BEGIN Material for the task
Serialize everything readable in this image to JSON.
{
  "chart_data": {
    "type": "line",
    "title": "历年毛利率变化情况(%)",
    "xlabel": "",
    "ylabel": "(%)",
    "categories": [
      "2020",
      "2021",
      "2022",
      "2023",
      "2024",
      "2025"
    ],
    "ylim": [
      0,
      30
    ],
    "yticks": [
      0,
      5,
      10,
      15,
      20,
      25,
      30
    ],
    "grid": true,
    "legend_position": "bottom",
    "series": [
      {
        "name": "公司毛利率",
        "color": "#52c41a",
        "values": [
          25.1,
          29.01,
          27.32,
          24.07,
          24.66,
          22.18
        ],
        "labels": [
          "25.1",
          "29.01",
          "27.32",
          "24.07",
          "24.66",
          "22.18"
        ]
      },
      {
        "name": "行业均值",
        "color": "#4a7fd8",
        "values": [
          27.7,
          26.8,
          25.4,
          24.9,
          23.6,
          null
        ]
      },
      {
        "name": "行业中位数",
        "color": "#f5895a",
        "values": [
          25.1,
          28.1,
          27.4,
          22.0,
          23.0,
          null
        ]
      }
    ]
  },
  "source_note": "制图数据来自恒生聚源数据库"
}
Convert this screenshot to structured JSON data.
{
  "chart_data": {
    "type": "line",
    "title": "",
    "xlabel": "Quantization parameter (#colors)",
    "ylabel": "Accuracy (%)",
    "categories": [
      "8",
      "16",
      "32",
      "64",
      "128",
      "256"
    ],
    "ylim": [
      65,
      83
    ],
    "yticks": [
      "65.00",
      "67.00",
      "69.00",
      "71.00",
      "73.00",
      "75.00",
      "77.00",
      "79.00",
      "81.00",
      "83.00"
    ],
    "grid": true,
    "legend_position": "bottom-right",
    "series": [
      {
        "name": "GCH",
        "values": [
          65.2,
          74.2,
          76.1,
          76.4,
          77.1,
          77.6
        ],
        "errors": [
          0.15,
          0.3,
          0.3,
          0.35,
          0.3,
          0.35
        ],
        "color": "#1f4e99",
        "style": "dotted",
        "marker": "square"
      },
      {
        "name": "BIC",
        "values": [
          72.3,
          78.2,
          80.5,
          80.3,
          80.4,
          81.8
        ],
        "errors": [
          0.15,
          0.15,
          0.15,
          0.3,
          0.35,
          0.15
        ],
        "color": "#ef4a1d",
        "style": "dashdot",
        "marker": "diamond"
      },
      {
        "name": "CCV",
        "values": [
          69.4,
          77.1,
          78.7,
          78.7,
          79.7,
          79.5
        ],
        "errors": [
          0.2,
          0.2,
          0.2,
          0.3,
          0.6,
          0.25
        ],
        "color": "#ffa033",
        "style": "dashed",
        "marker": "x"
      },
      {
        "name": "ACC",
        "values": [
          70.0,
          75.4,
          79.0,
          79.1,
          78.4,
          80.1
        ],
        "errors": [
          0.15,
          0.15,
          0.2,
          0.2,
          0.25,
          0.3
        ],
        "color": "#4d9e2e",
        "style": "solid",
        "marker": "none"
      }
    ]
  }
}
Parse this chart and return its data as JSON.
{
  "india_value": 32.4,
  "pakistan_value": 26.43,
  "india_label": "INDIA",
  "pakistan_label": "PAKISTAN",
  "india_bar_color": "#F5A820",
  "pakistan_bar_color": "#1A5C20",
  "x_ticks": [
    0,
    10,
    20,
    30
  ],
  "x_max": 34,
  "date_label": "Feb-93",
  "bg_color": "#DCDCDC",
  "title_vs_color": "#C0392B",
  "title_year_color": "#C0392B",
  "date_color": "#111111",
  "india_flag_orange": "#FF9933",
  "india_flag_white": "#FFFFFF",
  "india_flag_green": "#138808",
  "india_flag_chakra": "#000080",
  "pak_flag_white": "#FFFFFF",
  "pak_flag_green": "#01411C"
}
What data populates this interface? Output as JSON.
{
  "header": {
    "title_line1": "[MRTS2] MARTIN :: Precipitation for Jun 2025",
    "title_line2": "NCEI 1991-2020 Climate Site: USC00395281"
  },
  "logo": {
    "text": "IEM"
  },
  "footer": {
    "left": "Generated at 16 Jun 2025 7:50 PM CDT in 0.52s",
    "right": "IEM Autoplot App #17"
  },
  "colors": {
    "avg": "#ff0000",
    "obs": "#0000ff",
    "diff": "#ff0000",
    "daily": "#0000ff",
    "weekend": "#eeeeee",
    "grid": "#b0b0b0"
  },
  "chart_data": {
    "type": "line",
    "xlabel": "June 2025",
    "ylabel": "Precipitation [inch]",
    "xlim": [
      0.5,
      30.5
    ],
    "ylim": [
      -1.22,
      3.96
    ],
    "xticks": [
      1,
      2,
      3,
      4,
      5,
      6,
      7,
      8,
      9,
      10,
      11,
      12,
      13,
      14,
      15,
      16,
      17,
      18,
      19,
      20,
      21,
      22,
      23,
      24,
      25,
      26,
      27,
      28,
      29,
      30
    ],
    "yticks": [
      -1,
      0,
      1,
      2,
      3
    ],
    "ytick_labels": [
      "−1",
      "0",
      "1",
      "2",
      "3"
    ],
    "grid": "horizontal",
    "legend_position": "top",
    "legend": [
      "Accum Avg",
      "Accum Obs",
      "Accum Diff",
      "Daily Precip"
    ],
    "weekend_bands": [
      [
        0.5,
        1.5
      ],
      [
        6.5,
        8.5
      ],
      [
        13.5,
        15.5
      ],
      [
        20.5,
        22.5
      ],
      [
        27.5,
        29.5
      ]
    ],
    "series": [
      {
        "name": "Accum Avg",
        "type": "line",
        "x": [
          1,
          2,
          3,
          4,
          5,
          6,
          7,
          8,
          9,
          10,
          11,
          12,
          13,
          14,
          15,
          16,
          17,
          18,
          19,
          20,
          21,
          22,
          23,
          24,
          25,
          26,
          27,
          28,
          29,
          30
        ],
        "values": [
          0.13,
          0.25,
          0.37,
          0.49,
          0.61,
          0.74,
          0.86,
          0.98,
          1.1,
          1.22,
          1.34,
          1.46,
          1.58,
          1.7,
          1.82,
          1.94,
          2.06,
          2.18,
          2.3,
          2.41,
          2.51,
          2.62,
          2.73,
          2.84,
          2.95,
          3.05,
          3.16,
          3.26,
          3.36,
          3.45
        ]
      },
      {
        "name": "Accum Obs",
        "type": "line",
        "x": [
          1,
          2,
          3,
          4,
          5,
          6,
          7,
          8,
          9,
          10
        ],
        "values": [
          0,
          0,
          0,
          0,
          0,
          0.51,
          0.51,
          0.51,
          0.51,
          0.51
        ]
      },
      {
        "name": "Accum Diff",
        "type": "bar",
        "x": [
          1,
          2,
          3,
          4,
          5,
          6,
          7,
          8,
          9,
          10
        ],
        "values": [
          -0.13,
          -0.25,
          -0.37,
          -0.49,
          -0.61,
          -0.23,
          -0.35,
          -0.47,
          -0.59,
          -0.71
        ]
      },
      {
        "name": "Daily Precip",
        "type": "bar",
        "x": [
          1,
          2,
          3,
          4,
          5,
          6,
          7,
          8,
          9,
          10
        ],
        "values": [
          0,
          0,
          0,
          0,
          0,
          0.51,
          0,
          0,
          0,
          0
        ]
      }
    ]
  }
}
END Material for the task
■ Written instruction ■
Each record above should be repeated exactly as it appears.

■ Task result ■
Serialize everything readable in this image to JSON.
{
  "chart_data": {
    "type": "line",
    "title": "历年毛利率变化情况(%)",
    "xlabel": "",
    "ylabel": "(%)",
    "categories": [
      "2020",
      "2021",
      "2022",
      "2023",
      "2024",
      "2025"
    ],
    "ylim": [
      0,
      30
    ],
    "yticks": [
      0,
      5,
      10,
      15,
      20,
      25,
      30
    ],
    "grid": true,
    "legend_position": "bottom",
    "series": [
      {
        "name": "公司毛利率",
        "color": "#52c41a",
        "values": [
          25.1,
          29.01,
          27.32,
          24.07,
          24.66,
          22.18
        ],
        "labels": [
          "25.1",
          "29.01",
          "27.32",
          "24.07",
          "24.66",
          "22.18"
        ]
      },
      {
        "name": "行业均值",
        "color": "#4a7fd8",
        "values": [
          27.7,
          26.8,
          25.4,
          24.9,
          23.6,
          null
        ]
      },
      {
        "name": "行业中位数",
        "color": "#f5895a",
        "values": [
          25.1,
          28.1,
          27.4,
          22.0,
          23.0,
          null
        ]
      }
    ]
  },
  "source_note": "制图数据来自恒生聚源数据库"
}
Convert this screenshot to structured JSON data.
{
  "chart_data": {
    "type": "line",
    "title": "",
    "xlabel": "Quantization parameter (#colors)",
    "ylabel": "Accuracy (%)",
    "categories": [
      "8",
      "16",
      "32",
      "64",
      "128",
      "256"
    ],
    "ylim": [
      65,
      83
    ],
    "yticks": [
      "65.00",
      "67.00",
      "69.00",
      "71.00",
      "73.00",
      "75.00",
      "77.00",
      "79.00",
      "81.00",
      "83.00"
    ],
    "grid": true,
    "legend_position": "bottom-right",
    "series": [
      {
        "name": "GCH",
        "values": [
          65.2,
          74.2,
          76.1,
          76.4,
          77.1,
          77.6
        ],
        "errors": [
          0.15,
          0.3,
          0.3,
          0.35,
          0.3,
          0.35
        ],
        "color": "#1f4e99",
        "style": "dotted",
        "marker": "square"
      },
      {
        "name": "BIC",
        "values": [
          72.3,
          78.2,
          80.5,
          80.3,
          80.4,
          81.8
        ],
        "errors": [
          0.15,
          0.15,
          0.15,
          0.3,
          0.35,
          0.15
        ],
        "color": "#ef4a1d",
        "style": "dashdot",
        "marker": "diamond"
      },
      {
        "name": "CCV",
        "values": [
          69.4,
          77.1,
          78.7,
          78.7,
          79.7,
          79.5
        ],
        "errors": [
          0.2,
          0.2,
          0.2,
          0.3,
          0.6,
          0.25
        ],
        "color": "#ffa033",
        "style": "dashed",
        "marker": "x"
      },
      {
        "name": "ACC",
        "values": [
          70.0,
          75.4,
          79.0,
          79.1,
          78.4,
          80.1
        ],
        "errors": [
          0.15,
          0.15,
          0.2,
          0.2,
          0.25,
          0.3
        ],
        "color": "#4d9e2e",
        "style": "solid",
        "marker": "none"
      }
    ]
  }
}
Parse this chart and return its data as JSON.
{
  "india_value": 32.4,
  "pakistan_value": 26.43,
  "india_label": "INDIA",
  "pakistan_label": "PAKISTAN",
  "india_bar_color": "#F5A820",
  "pakistan_bar_color": "#1A5C20",
  "x_ticks": [
    0,
    10,
    20,
    30
  ],
  "x_max": 34,
  "date_label": "Feb-93",
  "bg_color": "#DCDCDC",
  "title_vs_color": "#C0392B",
  "title_year_color": "#C0392B",
  "date_color": "#111111",
  "india_flag_orange": "#FF9933",
  "india_flag_white": "#FFFFFF",
  "india_flag_green": "#138808",
  "india_flag_chakra": "#000080",
  "pak_flag_white": "#FFFFFF",
  "pak_flag_green": "#01411C"
}
What data populates this interface? Output as JSON.
{
  "header": {
    "title_line1": "[MRTS2] MARTIN :: Precipitation for Jun 2025",
    "title_line2": "NCEI 1991-2020 Climate Site: USC00395281"
  },
  "logo": {
    "text": "IEM"
  },
  "footer": {
    "left": "Generated at 16 Jun 2025 7:50 PM CDT in 0.52s",
    "right": "IEM Autoplot App #17"
  },
  "colors": {
    "avg": "#ff0000",
    "obs": "#0000ff",
    "diff": "#ff0000",
    "daily": "#0000ff",
    "weekend": "#eeeeee",
    "grid": "#b0b0b0"
  },
  "chart_data": {
    "type": "line",
    "xlabel": "June 2025",
    "ylabel": "Precipitation [inch]",
    "xlim": [
      0.5,
      30.5
    ],
    "ylim": [
      -1.22,
      3.96
    ],
    "xticks": [
      1,
      2,
      3,
      4,
      5,
      6,
      7,
      8,
      9,
      10,
      11,
      12,
      13,
      14,
      15,
      16,
      17,
      18,
      19,
      20,
      21,
      22,
      23,
      24,
      25,
      26,
      27,
      28,
      29,
      30
    ],
    "yticks": [
      -1,
      0,
      1,
      2,
      3
    ],
    "ytick_labels": [
      "−1",
      "0",
      "1",
      "2",
      "3"
    ],
    "grid": "horizontal",
    "legend_position": "top",
    "legend": [
      "Accum Avg",
      "Accum Obs",
      "Accum Diff",
      "Daily Precip"
    ],
    "weekend_bands": [
      [
        0.5,
        1.5
      ],
      [
        6.5,
        8.5
      ],
      [
        13.5,
        15.5
      ],
      [
        20.5,
        22.5
      ],
      [
        27.5,
        29.5
      ]
    ],
    "series": [
      {
        "name": "Accum Avg",
        "type": "line",
        "x": [
          1,
          2,
          3,
          4,
          5,
          6,
          7,
          8,
          9,
          10,
          11,
          12,
          13,
          14,
          15,
          16,
          17,
          18,
          19,
          20,
          21,
          22,
          23,
          24,
          25,
          26,
          27,
          28,
          29,
          30
        ],
        "values": [
          0.13,
          0.25,
          0.37,
          0.49,
          0.61,
          0.74,
          0.86,
          0.98,
          1.1,
          1.22,
          1.34,
          1.46,
          1.58,
          1.7,
          1.82,
          1.94,
          2.06,
          2.18,
          2.3,
          2.41,
          2.51,
          2.62,
          2.73,
          2.84,
          2.95,
          3.05,
          3.16,
          3.26,
          3.36,
          3.45
        ]
      },
      {
        "name": "Accum Obs",
        "type": "line",
        "x": [
          1,
          2,
          3,
          4,
          5,
          6,
          7,
          8,
          9,
          10
        ],
        "values": [
          0,
          0,
          0,
          0,
          0,
          0.51,
          0.51,
          0.51,
          0.51,
          0.51
        ]
      },
      {
        "name": "Accum Diff",
        "type": "bar",
        "x": [
          1,
          2,
          3,
          4,
          5,
          6,
          7,
          8,
          9,
          10
        ],
        "values": [
          -0.13,
          -0.25,
          -0.37,
          -0.49,
          -0.61,
          -0.23,
          -0.35,
          -0.47,
          -0.59,
          -0.71
        ]
      },
      {
        "name": "Daily Precip",
        "type": "bar",
        "x": [
          1,
          2,
          3,
          4,
          5,
          6,
          7,
          8,
          9,
          10
        ],
        "values": [
          0,
          0,
          0,
          0,
          0,
          0.51,
          0,
          0,
          0,
          0
        ]
      }
    ]
  }
}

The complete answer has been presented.